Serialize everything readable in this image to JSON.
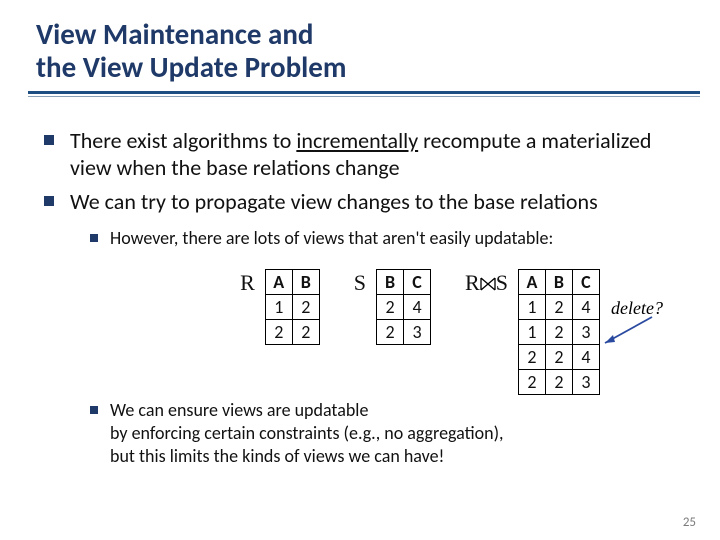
{
  "title": {
    "line1": "View Maintenance and",
    "line2": "the View Update Problem"
  },
  "bullets": {
    "b1_pre": "There exist algorithms to ",
    "b1_u": "incrementally",
    "b1_post": " recompute a materialized view when the base relations change",
    "b2": "We can try to propagate view changes to the base relations",
    "b2_sub1": "However, there are lots of views that aren't easily updatable:",
    "b2_sub2a": "We can ensure views are updatable",
    "b2_sub2b": "by enforcing certain constraints (e.g., no aggregation),",
    "b2_sub2c": "but this limits the kinds of views we can have!"
  },
  "relations": {
    "R": {
      "name": "R",
      "cols": [
        "A",
        "B"
      ],
      "rows": [
        [
          "1",
          "2"
        ],
        [
          "2",
          "2"
        ]
      ]
    },
    "S": {
      "name": "S",
      "cols": [
        "B",
        "C"
      ],
      "rows": [
        [
          "2",
          "4"
        ],
        [
          "2",
          "3"
        ]
      ]
    },
    "RS": {
      "name_pre": "R",
      "name_post": "S",
      "cols": [
        "A",
        "B",
        "C"
      ],
      "rows": [
        [
          "1",
          "2",
          "4"
        ],
        [
          "1",
          "2",
          "3"
        ],
        [
          "2",
          "2",
          "4"
        ],
        [
          "2",
          "2",
          "3"
        ]
      ]
    }
  },
  "annotation": {
    "delete": "delete?"
  },
  "page": "25",
  "chart_data": [
    {
      "type": "table",
      "title": "R",
      "columns": [
        "A",
        "B"
      ],
      "rows": [
        [
          1,
          2
        ],
        [
          2,
          2
        ]
      ]
    },
    {
      "type": "table",
      "title": "S",
      "columns": [
        "B",
        "C"
      ],
      "rows": [
        [
          2,
          4
        ],
        [
          2,
          3
        ]
      ]
    },
    {
      "type": "table",
      "title": "R⋈S",
      "columns": [
        "A",
        "B",
        "C"
      ],
      "rows": [
        [
          1,
          2,
          4
        ],
        [
          1,
          2,
          3
        ],
        [
          2,
          2,
          4
        ],
        [
          2,
          2,
          3
        ]
      ]
    }
  ]
}
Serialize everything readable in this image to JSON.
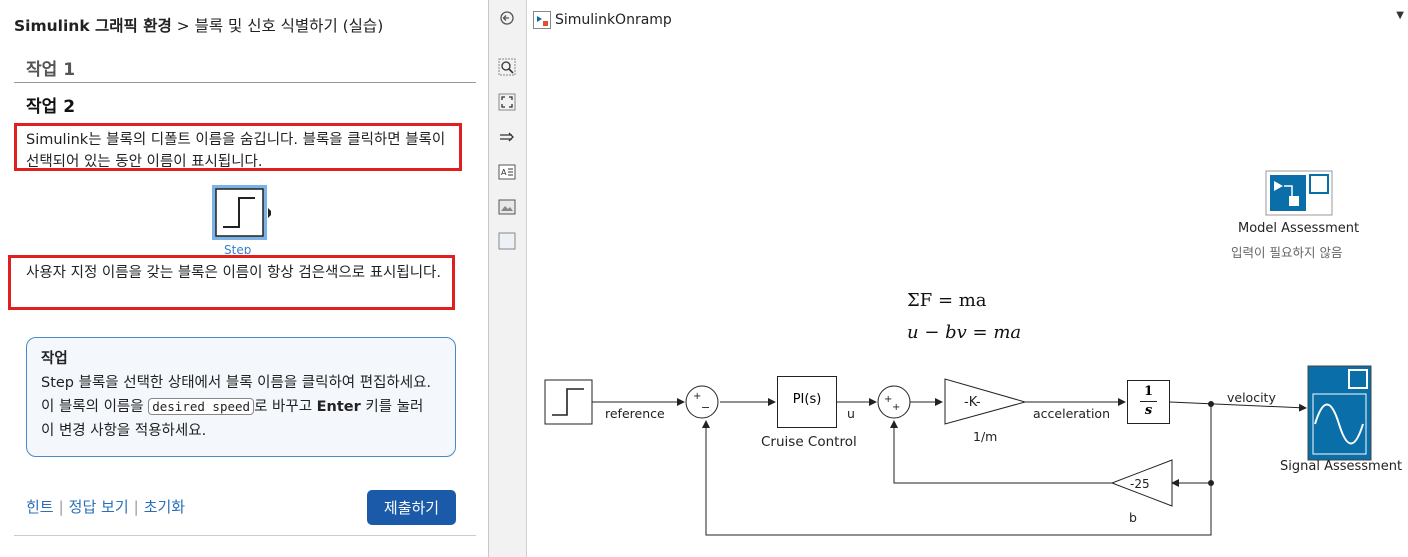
{
  "panel": {
    "breadcrumb_bold": "Simulink 그래픽 환경",
    "breadcrumb_sep": " > ",
    "breadcrumb_rest": "블록 및 신호 식별하기 (실습)",
    "task1": "작업 1",
    "task2": "작업 2",
    "para1": "Simulink는 블록의 디폴트 이름을 숨깁니다. 블록을 클릭하면 블록이 선택되어 있는 동안 이름이 표시됩니다.",
    "step_label": "Step",
    "para2": "사용자 지정 이름을 갖는 블록은 이름이 항상 검은색으로 표시됩니다.",
    "taskbox_title": "작업",
    "taskbox_1": "Step 블록을 선택한 상태에서 블록 이름을 클릭하여 편집하세요. 이 블록의 이름을 ",
    "taskbox_code": "desired speed",
    "taskbox_2": "로 바꾸고 ",
    "taskbox_bold": "Enter",
    "taskbox_3": " 키를 눌러 이 변경 사항을 적용하세요.",
    "link_hint": "힌트",
    "link_answer": "정답 보기",
    "link_reset": "초기화",
    "submit": "제출하기"
  },
  "toolbar": {
    "icons": [
      "back-icon",
      "zoom-icon",
      "fit-view-icon",
      "signal-arrow-icon",
      "annotation-icon",
      "image-icon",
      "area-icon"
    ]
  },
  "model": {
    "tab": "SimulinkOnramp",
    "assessment_title": "Model Assessment",
    "assessment_sub": "입력이 필요하지 않음",
    "eq1": "ΣF = ma",
    "eq2": "u − bv = ma",
    "sig_reference": "reference",
    "pi_block": "PI(s)",
    "pi_name": "Cruise Control",
    "sig_u": "u",
    "gain_block": "-K-",
    "gain_name": "1/m",
    "sig_accel": "acceleration",
    "int_num": "1",
    "int_den": "s",
    "sig_velocity": "velocity",
    "scope_name": "Signal Assessment",
    "fb_gain": "-25",
    "fb_name": "b",
    "plus": "+",
    "minus": "−"
  },
  "colors": {
    "accent": "#1a5aa8",
    "highlight": "#e02020",
    "scope": "#0a6ea8"
  }
}
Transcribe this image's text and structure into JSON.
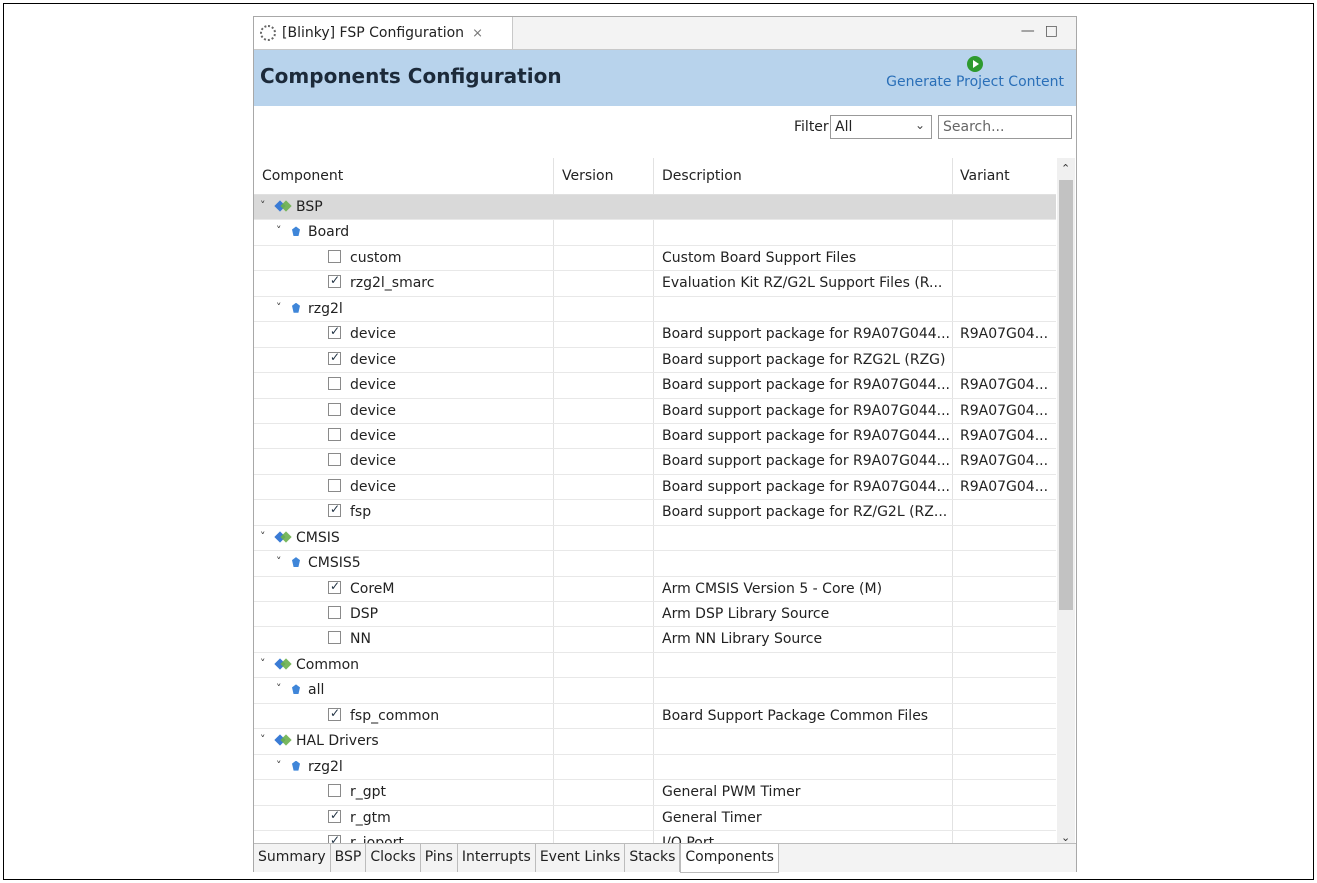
{
  "tab": {
    "title": "[Blinky] FSP Configuration",
    "close": "⨯",
    "icon": "gear-icon"
  },
  "window_controls": {
    "minimize": "—",
    "maximize": "□"
  },
  "header": {
    "title": "Components Configuration",
    "generate_label": "Generate Project Content",
    "generate_icon": "run-icon"
  },
  "filter": {
    "label": "Filter",
    "selected": "All",
    "search_placeholder": "Search..."
  },
  "columns": {
    "component": "Component",
    "version": "Version",
    "description": "Description",
    "variant": "Variant"
  },
  "rows": [
    {
      "level": 0,
      "type": "group",
      "name": "BSP",
      "desc": "",
      "variant": "",
      "selected": true
    },
    {
      "level": 1,
      "type": "sub",
      "name": "Board",
      "desc": "",
      "variant": ""
    },
    {
      "level": 2,
      "type": "item",
      "checked": false,
      "name": "custom",
      "desc": "Custom Board Support Files",
      "variant": ""
    },
    {
      "level": 2,
      "type": "item",
      "checked": true,
      "name": "rzg2l_smarc",
      "desc": "Evaluation Kit RZ/G2L Support Files (R...",
      "variant": ""
    },
    {
      "level": 1,
      "type": "sub",
      "name": "rzg2l",
      "desc": "",
      "variant": ""
    },
    {
      "level": 2,
      "type": "item",
      "checked": true,
      "name": "device",
      "desc": "Board support package for R9A07G044...",
      "variant": "R9A07G04..."
    },
    {
      "level": 2,
      "type": "item",
      "checked": true,
      "name": "device",
      "desc": "Board support package for RZG2L (RZG)",
      "variant": ""
    },
    {
      "level": 2,
      "type": "item",
      "checked": false,
      "name": "device",
      "desc": "Board support package for R9A07G044...",
      "variant": "R9A07G04..."
    },
    {
      "level": 2,
      "type": "item",
      "checked": false,
      "name": "device",
      "desc": "Board support package for R9A07G044...",
      "variant": "R9A07G04..."
    },
    {
      "level": 2,
      "type": "item",
      "checked": false,
      "name": "device",
      "desc": "Board support package for R9A07G044...",
      "variant": "R9A07G04..."
    },
    {
      "level": 2,
      "type": "item",
      "checked": false,
      "name": "device",
      "desc": "Board support package for R9A07G044...",
      "variant": "R9A07G04..."
    },
    {
      "level": 2,
      "type": "item",
      "checked": false,
      "name": "device",
      "desc": "Board support package for R9A07G044...",
      "variant": "R9A07G04..."
    },
    {
      "level": 2,
      "type": "item",
      "checked": true,
      "name": "fsp",
      "desc": "Board support package for RZ/G2L (RZ...",
      "variant": ""
    },
    {
      "level": 0,
      "type": "group",
      "name": "CMSIS",
      "desc": "",
      "variant": ""
    },
    {
      "level": 1,
      "type": "sub",
      "name": "CMSIS5",
      "desc": "",
      "variant": ""
    },
    {
      "level": 2,
      "type": "item",
      "checked": true,
      "name": "CoreM",
      "desc": "Arm CMSIS Version 5 - Core (M)",
      "variant": ""
    },
    {
      "level": 2,
      "type": "item",
      "checked": false,
      "name": "DSP",
      "desc": "Arm DSP Library Source",
      "variant": ""
    },
    {
      "level": 2,
      "type": "item",
      "checked": false,
      "name": "NN",
      "desc": "Arm NN Library Source",
      "variant": ""
    },
    {
      "level": 0,
      "type": "group",
      "name": "Common",
      "desc": "",
      "variant": ""
    },
    {
      "level": 1,
      "type": "sub",
      "name": "all",
      "desc": "",
      "variant": ""
    },
    {
      "level": 2,
      "type": "item",
      "checked": true,
      "name": "fsp_common",
      "desc": "Board Support Package Common Files",
      "variant": ""
    },
    {
      "level": 0,
      "type": "group",
      "name": "HAL Drivers",
      "desc": "",
      "variant": ""
    },
    {
      "level": 1,
      "type": "sub",
      "name": "rzg2l",
      "desc": "",
      "variant": ""
    },
    {
      "level": 2,
      "type": "item",
      "checked": false,
      "name": "r_gpt",
      "desc": "General PWM Timer",
      "variant": ""
    },
    {
      "level": 2,
      "type": "item",
      "checked": true,
      "name": "r_gtm",
      "desc": "General Timer",
      "variant": ""
    },
    {
      "level": 2,
      "type": "item",
      "checked": true,
      "name": "r_ioport",
      "desc": "I/O Port",
      "variant": ""
    }
  ],
  "bottom_tabs": [
    "Summary",
    "BSP",
    "Clocks",
    "Pins",
    "Interrupts",
    "Event Links",
    "Stacks",
    "Components"
  ],
  "active_bottom_tab": "Components"
}
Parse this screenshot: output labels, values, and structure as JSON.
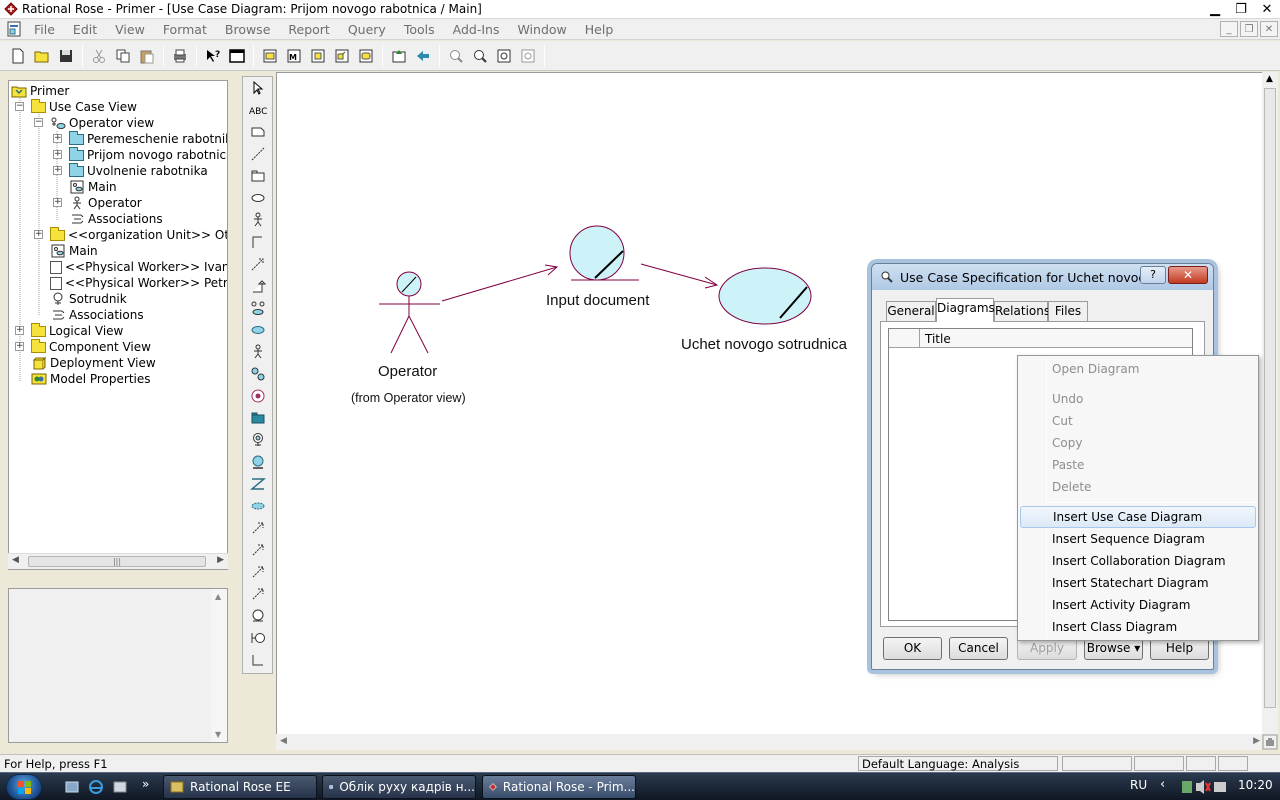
{
  "window": {
    "title": "Rational Rose - Primer - [Use Case Diagram: Prijom novogo rabotnica / Main]",
    "minimize": "▁",
    "restore": "❐",
    "close": "✕"
  },
  "menu": [
    "File",
    "Edit",
    "View",
    "Format",
    "Browse",
    "Report",
    "Query",
    "Tools",
    "Add-Ins",
    "Window",
    "Help"
  ],
  "browser": {
    "items": [
      {
        "label": "Primer"
      },
      {
        "label": "Use Case View"
      },
      {
        "label": "Operator view"
      },
      {
        "label": "Peremeschenie rabotnika"
      },
      {
        "label": "Prijom novogo rabotnica"
      },
      {
        "label": "Uvolnenie rabotnika"
      },
      {
        "label": "Main"
      },
      {
        "label": "Operator"
      },
      {
        "label": "Associations"
      },
      {
        "label": "<<organization Unit>> Otdel kadrov"
      },
      {
        "label": "Main"
      },
      {
        "label": "<<Physical Worker>> Ivanov"
      },
      {
        "label": "<<Physical Worker>> Petrov"
      },
      {
        "label": "Sotrudnik"
      },
      {
        "label": "Associations"
      },
      {
        "label": "Logical View"
      },
      {
        "label": "Component View"
      },
      {
        "label": "Deployment View"
      },
      {
        "label": "Model Properties"
      }
    ]
  },
  "diagram": {
    "actor_label": "Operator",
    "actor_sub": "(from Operator view)",
    "boundary_label": "Input document",
    "usecase_label": "Uchet novogo sotrudnica",
    "stroke_color": "#800040",
    "fill_color": "#cdf2f7"
  },
  "dialog": {
    "title": "Use Case Specification for Uchet novogo s...",
    "help_glyph": "?",
    "close_glyph": "✕",
    "tabs": [
      "General",
      "Diagrams",
      "Relations",
      "Files"
    ],
    "column_title": "Title",
    "buttons": {
      "ok": "OK",
      "cancel": "Cancel",
      "apply": "Apply",
      "browse": "Browse ▾",
      "help": "Help"
    }
  },
  "context_menu": {
    "items_disabled": [
      "Open Diagram",
      "Undo",
      "Cut",
      "Copy",
      "Paste",
      "Delete"
    ],
    "items_enabled": [
      "Insert Use Case Diagram",
      "Insert Sequence Diagram",
      "Insert Collaboration Diagram",
      "Insert Statechart Diagram",
      "Insert Activity Diagram",
      "Insert Class Diagram"
    ]
  },
  "status": {
    "help": "For Help, press F1",
    "language": "Default Language: Analysis"
  },
  "taskbar": {
    "tasks": [
      "Rational Rose EE",
      "Облік руху кадрів н...",
      "Rational Rose - Prim..."
    ],
    "lang": "RU",
    "clock": "10:20"
  }
}
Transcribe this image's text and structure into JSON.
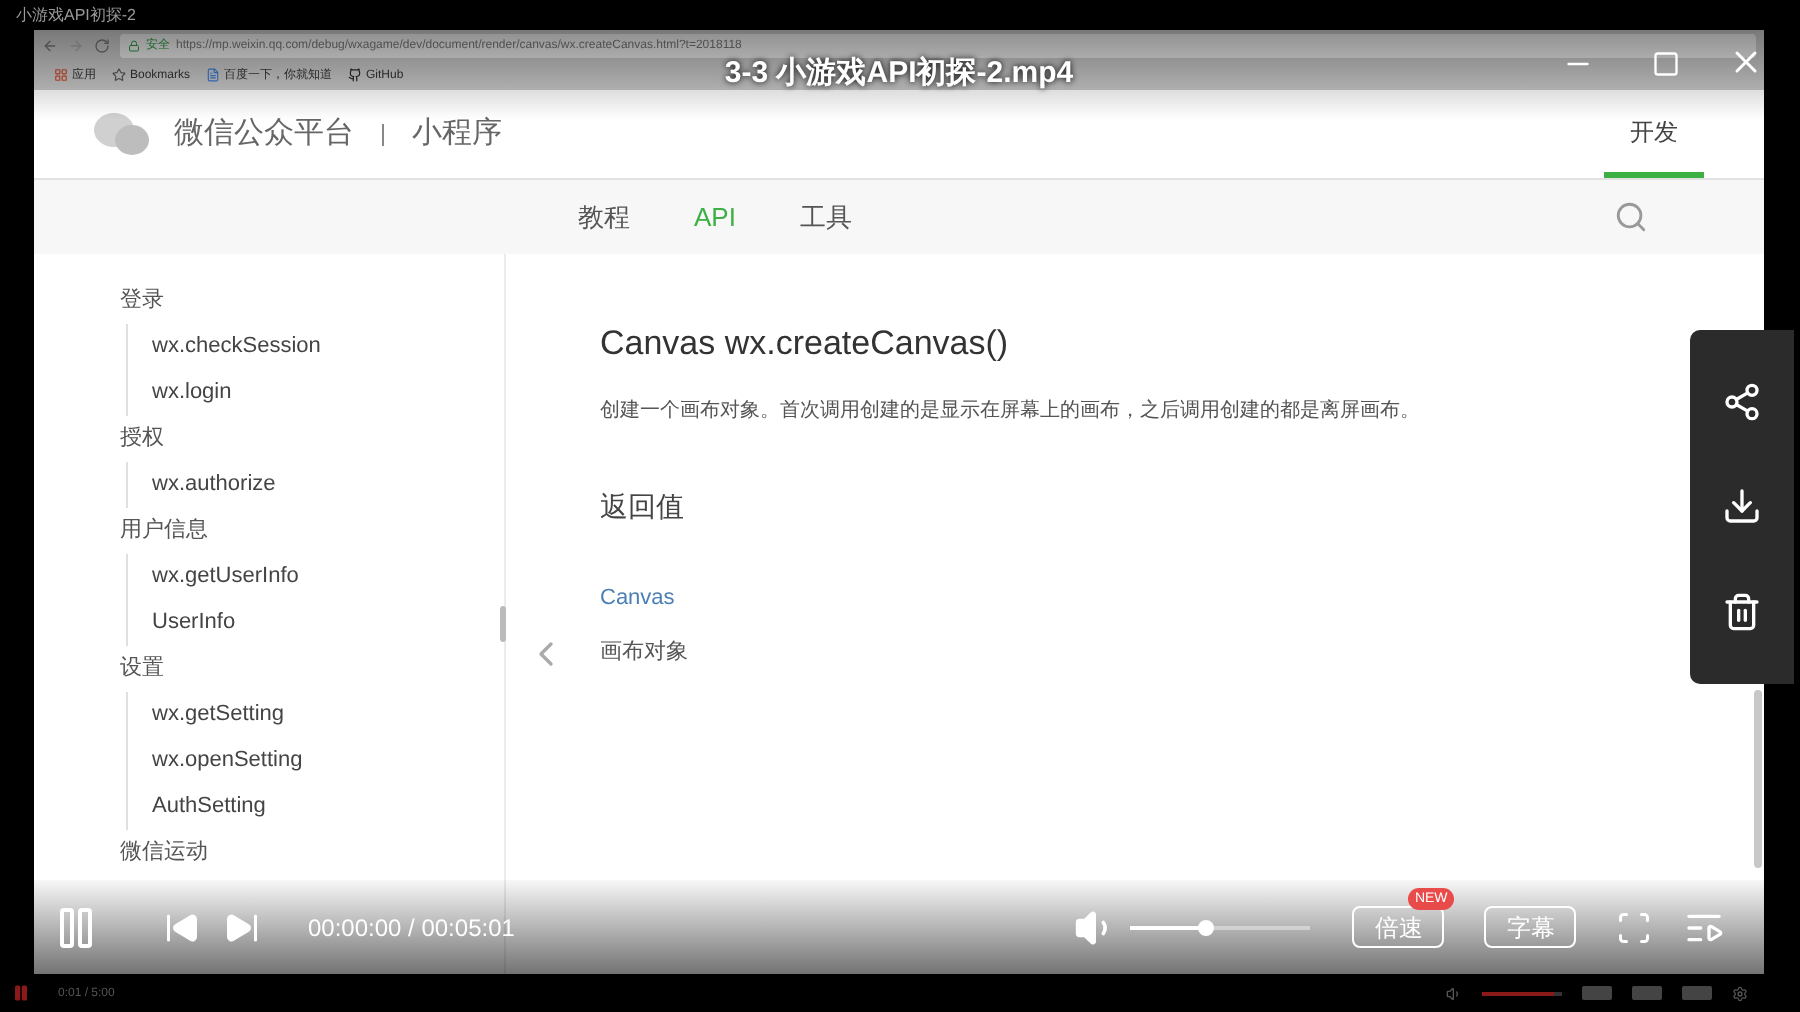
{
  "player": {
    "window_title": "小游戏API初探-2",
    "video_title": "3-3 小游戏API初探-2.mp4"
  },
  "browser": {
    "security": "安全",
    "url": "https://mp.weixin.qq.com/debug/wxagame/dev/document/render/canvas/wx.createCanvas.html?t=2018118",
    "bookmarks": [
      {
        "label": "应用",
        "kind": "apps"
      },
      {
        "label": "Bookmarks",
        "kind": "star"
      },
      {
        "label": "百度一下，你就知道",
        "kind": "page"
      },
      {
        "label": "GitHub",
        "kind": "github"
      }
    ]
  },
  "site": {
    "brand": "微信公众平台",
    "section": "小程序",
    "top_nav": [
      {
        "label": "开发",
        "selected": true
      }
    ],
    "tabs": [
      {
        "label": "教程",
        "selected": false
      },
      {
        "label": "API",
        "selected": true
      },
      {
        "label": "工具",
        "selected": false
      }
    ]
  },
  "sidebar": [
    {
      "label": "登录",
      "children": [
        {
          "label": "wx.checkSession"
        },
        {
          "label": "wx.login"
        }
      ]
    },
    {
      "label": "授权",
      "children": [
        {
          "label": "wx.authorize"
        }
      ]
    },
    {
      "label": "用户信息",
      "children": [
        {
          "label": "wx.getUserInfo"
        },
        {
          "label": "UserInfo"
        }
      ]
    },
    {
      "label": "设置",
      "children": [
        {
          "label": "wx.getSetting"
        },
        {
          "label": "wx.openSetting"
        },
        {
          "label": "AuthSetting"
        }
      ]
    },
    {
      "label": "微信运动"
    }
  ],
  "article": {
    "title": "Canvas wx.createCanvas()",
    "description": "创建一个画布对象。首次调用创建的是显示在屏幕上的画布，之后调用创建的都是离屏画布。",
    "section": "返回值",
    "return_type": "Canvas",
    "return_desc": "画布对象"
  },
  "controls": {
    "playing": true,
    "time": "00:00:00 / 00:05:01",
    "volume": {
      "level": 0.42
    },
    "speed": "倍速",
    "speed_badge": "NEW",
    "subtitles": "字幕"
  },
  "mini_bar": {
    "playing": true,
    "time": "0:01 / 5:00",
    "volume": {
      "level": 0.9
    }
  }
}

EXERCISE DETAILS
Return all lines containing the word "rabotnica".

THE COMPLETED TASK
    "title": "Rational Rose - Primer - [Use Case Diagram: Prijom novogo rabotnica / Main]",
        "label": "Prijom novogo rabotnica"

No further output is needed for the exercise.